> **Exercise details**:
Pictures appear in the records below; write out everything else exactly.

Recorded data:
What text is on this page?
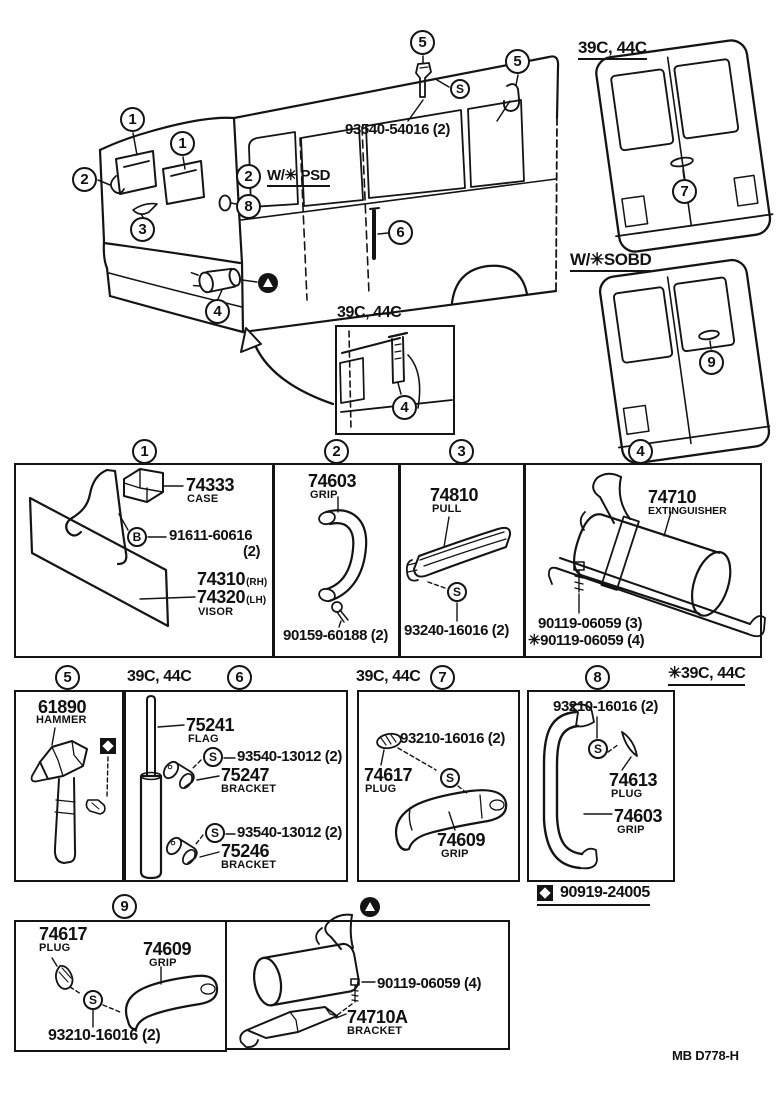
1
1
2	2
8
3	6
4
5
5
7
9
4
1	2	3	4
5	6	7	8
9
S
B
S
S
S
S
S
S
93540-54016 (2)
39C, 44C
W/✳ PSD
W/✳SOBD
39C, 44C
74333
CASE
91611-60616
(2)
74310(RH)
74320(LH)
VISOR
74603
GRIP
90159-60188 (2)
74810
PULL
93240-16016 (2)
74710
EXTINGUISHER
90119-06059 (3)
✳90119-06059 (4)
39C, 44C	39C, 44C	✳39C, 44C
61890
HAMMER	75241
FLAG
93540-13012 (2)
75247
BRACKET
93540-13012 (2)
75246
BRACKET
93210-16016 (2)
74617
PLUG
74609
GRIP
93210-16016 (2)
74613
PLUG
74603
GRIP
90919-24005
74617
PLUG	74609
GRIP
93210-16016 (2)
90119-06059 (4)
74710A
BRACKET
MB D778-H
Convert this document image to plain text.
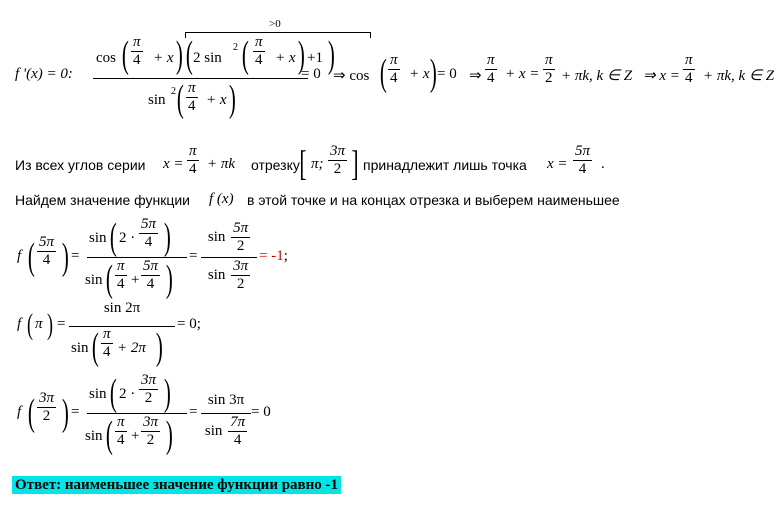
f '(x) = 0:
cos ( $\frac{\pi}{4} + x$ )
>0
( 2 sin
2 ( $\frac{\pi}{4} + x$ ) +1 )
sin
2 ( $\frac{\pi}{4} + x$ )
= 0 ⇒ cos ( $\frac{\pi}{4} + x$ ) = 0 ⇒ $\frac{\pi}{4} + x = \frac{\pi}{2} + \pi k$, k ∈ Z ⇒ $x = \frac{\pi}{4} + \pi k$, k ∈ Z
Из всех углов серии $x = \frac{\pi}{4} + \pi k$ отрезку [ π; $\frac{3\pi}{2}$ ] принадлежит лишь точка $x = \frac{5\pi}{4}$ .
Найдем значение функции f (x) в этой точке и на концах отрезка и выберем наименьшее
f ( $\frac{5\pi}{4}$ ) =
sin ( $2 \cdot \frac{5\pi}{4}$ )
sin ( $\frac{\pi}{4} + \frac{5\pi}{4}$ )
=
$\sin \frac{5\pi}{2}$
$\sin \frac{3\pi}{2}$
= -1;
f ( π ) =
sin 2π
sin ( $\frac{\pi}{4} + 2\pi$ )
= 0;
f ( $\frac{3\pi}{2}$ ) =
sin ( $2 \cdot \frac{3\pi}{2}$ )
sin ( $\frac{\pi}{4} + \frac{3\pi}{2}$ )
=
sin 3π
$\sin \frac{7\pi}{4}$
= 0
Ответ: наименьшее значение функции равно -1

> **Result of the task**:
What text is on this page?
1
1
2	2
8
3	6
4
5
5
7
9
4
1	2	3	4
5	6	7	8
9
S
B
S
S
S
S
S
S
93540-54016 (2)
39C, 44C
W/✳ PSD
W/✳SOBD
39C, 44C
74333
CASE
91611-60616
(2)
74310(RH)
74320(LH)
VISOR
74603
GRIP
90159-60188 (2)
74810
PULL
93240-16016 (2)
74710
EXTINGUISHER
90119-06059 (3)
✳90119-06059 (4)
39C, 44C	39C, 44C	✳39C, 44C
61890
HAMMER	75241
FLAG
93540-13012 (2)
75247
BRACKET
93540-13012 (2)
75246
BRACKET
93210-16016 (2)
74617
PLUG
74609
GRIP
93210-16016 (2)
74613
PLUG
74603
GRIP
90919-24005
74617
PLUG	74609
GRIP
93210-16016 (2)
90119-06059 (4)
74710A
BRACKET
MB D778-H
Convert this document image to plain text.
f '(x) = 0:
cos ( $\frac{\pi}{4} + x$ )
>0
( 2 sin
2 ( $\frac{\pi}{4} + x$ ) +1 )
sin
2 ( $\frac{\pi}{4} + x$ )
= 0 ⇒ cos ( $\frac{\pi}{4} + x$ ) = 0 ⇒ $\frac{\pi}{4} + x = \frac{\pi}{2} + \pi k$, k ∈ Z ⇒ $x = \frac{\pi}{4} + \pi k$, k ∈ Z
Из всех углов серии $x = \frac{\pi}{4} + \pi k$ отрезку [ π; $\frac{3\pi}{2}$ ] принадлежит лишь точка $x = \frac{5\pi}{4}$ .
Найдем значение функции f (x) в этой точке и на концах отрезка и выберем наименьшее
f ( $\frac{5\pi}{4}$ ) =
sin ( $2 \cdot \frac{5\pi}{4}$ )
sin ( $\frac{\pi}{4} + \frac{5\pi}{4}$ )
=
$\sin \frac{5\pi}{2}$
$\sin \frac{3\pi}{2}$
= -1;
f ( π ) =
sin 2π
sin ( $\frac{\pi}{4} + 2\pi$ )
= 0;
f ( $\frac{3\pi}{2}$ ) =
sin ( $2 \cdot \frac{3\pi}{2}$ )
sin ( $\frac{\pi}{4} + \frac{3\pi}{2}$ )
=
sin 3π
$\sin \frac{7\pi}{4}$
= 0
Ответ: наименьшее значение функции равно -1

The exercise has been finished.